• _Aim of the task_: Read through the entries below and return each line with the word "icon".

• _Data listing_:
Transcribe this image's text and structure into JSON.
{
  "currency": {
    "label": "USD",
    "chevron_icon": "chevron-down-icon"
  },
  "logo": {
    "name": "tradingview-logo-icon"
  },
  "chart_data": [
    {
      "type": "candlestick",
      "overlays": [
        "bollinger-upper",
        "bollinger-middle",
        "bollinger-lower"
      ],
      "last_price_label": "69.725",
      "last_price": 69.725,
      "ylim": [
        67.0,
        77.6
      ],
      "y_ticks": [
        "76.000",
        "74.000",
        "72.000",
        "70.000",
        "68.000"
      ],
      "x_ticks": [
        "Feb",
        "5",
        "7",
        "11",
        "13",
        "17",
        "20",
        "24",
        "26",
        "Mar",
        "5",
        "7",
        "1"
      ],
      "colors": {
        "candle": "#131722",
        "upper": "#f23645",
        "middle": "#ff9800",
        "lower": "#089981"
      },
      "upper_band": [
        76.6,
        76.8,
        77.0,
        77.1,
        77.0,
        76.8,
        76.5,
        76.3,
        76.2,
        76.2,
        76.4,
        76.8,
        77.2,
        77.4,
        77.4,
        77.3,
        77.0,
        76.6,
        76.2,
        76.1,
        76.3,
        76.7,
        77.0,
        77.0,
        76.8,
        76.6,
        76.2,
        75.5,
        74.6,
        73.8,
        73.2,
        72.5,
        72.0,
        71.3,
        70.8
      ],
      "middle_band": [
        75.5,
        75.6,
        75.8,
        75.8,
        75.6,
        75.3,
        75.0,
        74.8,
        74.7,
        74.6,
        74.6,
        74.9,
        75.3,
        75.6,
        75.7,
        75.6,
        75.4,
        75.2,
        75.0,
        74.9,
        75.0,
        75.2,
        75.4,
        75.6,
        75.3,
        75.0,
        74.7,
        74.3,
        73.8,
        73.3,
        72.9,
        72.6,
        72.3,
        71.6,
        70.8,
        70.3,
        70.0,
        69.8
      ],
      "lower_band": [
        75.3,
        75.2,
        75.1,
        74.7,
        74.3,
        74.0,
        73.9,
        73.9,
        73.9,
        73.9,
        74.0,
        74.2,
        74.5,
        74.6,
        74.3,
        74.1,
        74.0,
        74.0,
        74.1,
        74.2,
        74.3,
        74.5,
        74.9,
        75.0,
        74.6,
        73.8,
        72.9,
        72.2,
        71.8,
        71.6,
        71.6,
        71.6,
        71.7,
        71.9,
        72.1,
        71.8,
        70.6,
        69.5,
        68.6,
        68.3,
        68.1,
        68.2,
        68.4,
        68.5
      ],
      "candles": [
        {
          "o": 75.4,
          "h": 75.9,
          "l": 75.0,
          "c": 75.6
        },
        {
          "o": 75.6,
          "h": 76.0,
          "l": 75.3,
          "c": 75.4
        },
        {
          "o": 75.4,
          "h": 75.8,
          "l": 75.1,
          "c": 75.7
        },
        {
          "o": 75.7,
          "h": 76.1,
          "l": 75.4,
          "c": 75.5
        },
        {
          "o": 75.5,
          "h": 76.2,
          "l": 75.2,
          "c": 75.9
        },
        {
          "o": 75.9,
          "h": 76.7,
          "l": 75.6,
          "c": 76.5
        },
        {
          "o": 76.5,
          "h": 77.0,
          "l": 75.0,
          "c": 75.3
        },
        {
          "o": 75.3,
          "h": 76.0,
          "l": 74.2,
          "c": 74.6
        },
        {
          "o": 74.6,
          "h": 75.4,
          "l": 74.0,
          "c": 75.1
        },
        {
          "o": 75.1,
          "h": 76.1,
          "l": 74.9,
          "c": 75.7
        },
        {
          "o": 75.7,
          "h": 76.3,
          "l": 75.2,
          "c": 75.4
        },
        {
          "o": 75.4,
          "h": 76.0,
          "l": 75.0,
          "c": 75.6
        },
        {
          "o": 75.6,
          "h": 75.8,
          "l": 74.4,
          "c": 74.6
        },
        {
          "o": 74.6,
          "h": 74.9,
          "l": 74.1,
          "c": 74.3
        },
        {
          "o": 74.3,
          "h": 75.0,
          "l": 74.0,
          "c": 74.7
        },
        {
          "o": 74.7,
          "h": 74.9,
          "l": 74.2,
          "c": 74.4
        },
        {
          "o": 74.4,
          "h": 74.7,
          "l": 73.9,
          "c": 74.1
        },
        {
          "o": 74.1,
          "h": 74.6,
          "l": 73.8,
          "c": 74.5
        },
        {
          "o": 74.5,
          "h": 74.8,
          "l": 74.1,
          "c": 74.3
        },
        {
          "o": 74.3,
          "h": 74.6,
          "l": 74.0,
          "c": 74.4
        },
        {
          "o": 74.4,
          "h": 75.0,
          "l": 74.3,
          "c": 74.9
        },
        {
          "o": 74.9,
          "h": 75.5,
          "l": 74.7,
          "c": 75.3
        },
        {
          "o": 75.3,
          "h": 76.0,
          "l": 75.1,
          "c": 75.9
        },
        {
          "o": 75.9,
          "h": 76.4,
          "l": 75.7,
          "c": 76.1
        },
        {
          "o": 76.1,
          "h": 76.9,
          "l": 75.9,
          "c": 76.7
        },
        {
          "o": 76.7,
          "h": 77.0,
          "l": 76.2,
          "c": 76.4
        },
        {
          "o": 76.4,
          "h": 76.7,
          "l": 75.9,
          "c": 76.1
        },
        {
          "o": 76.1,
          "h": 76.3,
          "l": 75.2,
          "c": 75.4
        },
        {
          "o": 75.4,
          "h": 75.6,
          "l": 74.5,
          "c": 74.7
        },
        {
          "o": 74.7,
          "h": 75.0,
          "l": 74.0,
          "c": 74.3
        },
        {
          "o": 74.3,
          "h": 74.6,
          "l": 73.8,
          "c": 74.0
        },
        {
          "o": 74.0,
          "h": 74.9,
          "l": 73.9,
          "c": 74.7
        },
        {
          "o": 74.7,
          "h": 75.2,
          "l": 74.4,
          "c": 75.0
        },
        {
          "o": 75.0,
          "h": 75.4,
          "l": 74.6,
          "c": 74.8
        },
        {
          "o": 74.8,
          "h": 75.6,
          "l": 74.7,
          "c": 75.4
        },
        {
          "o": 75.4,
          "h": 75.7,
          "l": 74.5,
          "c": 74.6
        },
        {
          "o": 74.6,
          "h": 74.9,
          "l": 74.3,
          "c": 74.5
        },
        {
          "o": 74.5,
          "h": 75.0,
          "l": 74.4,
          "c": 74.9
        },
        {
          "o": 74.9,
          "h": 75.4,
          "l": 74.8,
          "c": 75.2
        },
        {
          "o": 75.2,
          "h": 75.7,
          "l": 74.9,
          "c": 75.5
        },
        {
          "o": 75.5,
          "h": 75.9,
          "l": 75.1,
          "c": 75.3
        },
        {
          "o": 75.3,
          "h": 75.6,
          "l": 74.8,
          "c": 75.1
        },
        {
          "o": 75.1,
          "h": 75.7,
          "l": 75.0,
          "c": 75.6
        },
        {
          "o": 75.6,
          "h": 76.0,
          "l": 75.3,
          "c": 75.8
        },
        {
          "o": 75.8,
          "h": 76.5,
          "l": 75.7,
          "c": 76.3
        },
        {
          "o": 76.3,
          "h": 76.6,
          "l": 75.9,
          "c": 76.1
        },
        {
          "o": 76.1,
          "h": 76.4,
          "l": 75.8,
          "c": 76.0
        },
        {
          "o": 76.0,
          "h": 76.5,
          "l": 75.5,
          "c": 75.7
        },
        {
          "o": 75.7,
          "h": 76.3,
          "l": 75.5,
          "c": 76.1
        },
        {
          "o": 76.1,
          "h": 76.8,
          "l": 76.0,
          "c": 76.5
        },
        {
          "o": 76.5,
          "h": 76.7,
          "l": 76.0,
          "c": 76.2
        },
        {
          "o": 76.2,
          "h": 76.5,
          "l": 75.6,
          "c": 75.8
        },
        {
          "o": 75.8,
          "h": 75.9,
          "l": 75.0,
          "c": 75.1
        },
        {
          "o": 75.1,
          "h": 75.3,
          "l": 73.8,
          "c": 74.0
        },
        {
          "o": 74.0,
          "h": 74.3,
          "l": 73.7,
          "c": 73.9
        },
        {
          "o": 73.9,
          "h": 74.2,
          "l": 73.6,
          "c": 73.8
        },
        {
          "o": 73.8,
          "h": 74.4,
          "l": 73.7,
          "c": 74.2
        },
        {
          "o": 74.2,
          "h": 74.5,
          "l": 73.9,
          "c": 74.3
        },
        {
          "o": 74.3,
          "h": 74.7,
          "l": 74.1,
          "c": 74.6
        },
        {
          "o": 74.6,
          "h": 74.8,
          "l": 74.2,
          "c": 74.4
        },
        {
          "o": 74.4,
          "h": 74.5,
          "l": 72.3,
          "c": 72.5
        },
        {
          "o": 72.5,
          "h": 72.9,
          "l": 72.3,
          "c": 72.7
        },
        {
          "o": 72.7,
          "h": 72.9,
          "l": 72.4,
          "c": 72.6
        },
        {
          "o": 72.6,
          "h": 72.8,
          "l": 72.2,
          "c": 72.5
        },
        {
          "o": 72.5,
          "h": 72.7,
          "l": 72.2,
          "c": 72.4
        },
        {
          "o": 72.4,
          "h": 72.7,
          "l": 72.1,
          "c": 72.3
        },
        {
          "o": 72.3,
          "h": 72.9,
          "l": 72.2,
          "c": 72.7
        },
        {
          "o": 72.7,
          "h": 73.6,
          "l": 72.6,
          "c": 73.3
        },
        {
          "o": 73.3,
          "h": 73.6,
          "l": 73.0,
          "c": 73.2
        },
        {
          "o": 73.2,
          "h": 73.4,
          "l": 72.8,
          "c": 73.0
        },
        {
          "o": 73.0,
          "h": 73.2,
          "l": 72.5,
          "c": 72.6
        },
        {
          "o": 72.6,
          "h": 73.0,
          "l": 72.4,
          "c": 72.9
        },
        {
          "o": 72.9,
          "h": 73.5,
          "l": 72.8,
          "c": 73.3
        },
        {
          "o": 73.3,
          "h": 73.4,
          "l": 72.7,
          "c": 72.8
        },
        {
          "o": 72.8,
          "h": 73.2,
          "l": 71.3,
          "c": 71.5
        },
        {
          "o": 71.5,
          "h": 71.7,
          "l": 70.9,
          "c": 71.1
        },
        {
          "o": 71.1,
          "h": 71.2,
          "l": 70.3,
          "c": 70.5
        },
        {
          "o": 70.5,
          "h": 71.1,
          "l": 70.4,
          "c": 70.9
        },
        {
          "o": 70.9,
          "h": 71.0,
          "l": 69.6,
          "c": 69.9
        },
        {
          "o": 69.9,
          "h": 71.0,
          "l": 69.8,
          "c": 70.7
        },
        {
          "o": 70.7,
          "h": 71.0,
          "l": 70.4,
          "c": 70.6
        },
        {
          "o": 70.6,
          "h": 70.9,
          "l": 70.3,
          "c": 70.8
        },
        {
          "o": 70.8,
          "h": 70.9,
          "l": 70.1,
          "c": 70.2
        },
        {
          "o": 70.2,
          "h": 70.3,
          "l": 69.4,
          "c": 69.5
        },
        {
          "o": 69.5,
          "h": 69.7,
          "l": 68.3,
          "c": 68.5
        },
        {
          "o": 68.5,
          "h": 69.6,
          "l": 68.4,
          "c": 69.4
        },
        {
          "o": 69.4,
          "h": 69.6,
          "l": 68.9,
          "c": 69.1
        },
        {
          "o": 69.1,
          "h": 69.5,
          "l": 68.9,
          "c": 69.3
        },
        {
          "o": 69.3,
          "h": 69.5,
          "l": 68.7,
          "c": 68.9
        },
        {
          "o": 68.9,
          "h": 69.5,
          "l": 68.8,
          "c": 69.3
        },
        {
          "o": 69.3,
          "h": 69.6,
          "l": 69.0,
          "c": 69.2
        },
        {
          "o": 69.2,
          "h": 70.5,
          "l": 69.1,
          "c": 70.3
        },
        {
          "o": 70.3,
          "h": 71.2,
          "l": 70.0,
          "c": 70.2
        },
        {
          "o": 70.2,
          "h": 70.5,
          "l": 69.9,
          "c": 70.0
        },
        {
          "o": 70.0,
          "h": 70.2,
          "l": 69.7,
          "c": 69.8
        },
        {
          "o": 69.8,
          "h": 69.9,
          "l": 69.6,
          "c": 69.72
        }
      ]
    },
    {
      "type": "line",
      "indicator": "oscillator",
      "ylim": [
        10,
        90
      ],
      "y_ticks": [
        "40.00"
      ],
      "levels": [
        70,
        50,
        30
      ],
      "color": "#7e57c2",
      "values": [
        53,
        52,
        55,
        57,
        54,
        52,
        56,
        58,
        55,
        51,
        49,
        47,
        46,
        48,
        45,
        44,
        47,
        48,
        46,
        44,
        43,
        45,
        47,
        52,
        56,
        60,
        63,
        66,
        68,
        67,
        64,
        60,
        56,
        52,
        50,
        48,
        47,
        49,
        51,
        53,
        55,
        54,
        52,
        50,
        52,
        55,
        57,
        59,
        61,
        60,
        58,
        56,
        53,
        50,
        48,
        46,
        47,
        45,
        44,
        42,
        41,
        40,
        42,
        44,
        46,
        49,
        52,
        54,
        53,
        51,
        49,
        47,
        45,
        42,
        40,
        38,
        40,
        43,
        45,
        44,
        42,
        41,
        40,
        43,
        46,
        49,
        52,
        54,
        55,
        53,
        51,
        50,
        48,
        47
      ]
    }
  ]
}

• _The result_:
    "chevron_icon": "chevron-down-icon"
    "name": "tradingview-logo-icon"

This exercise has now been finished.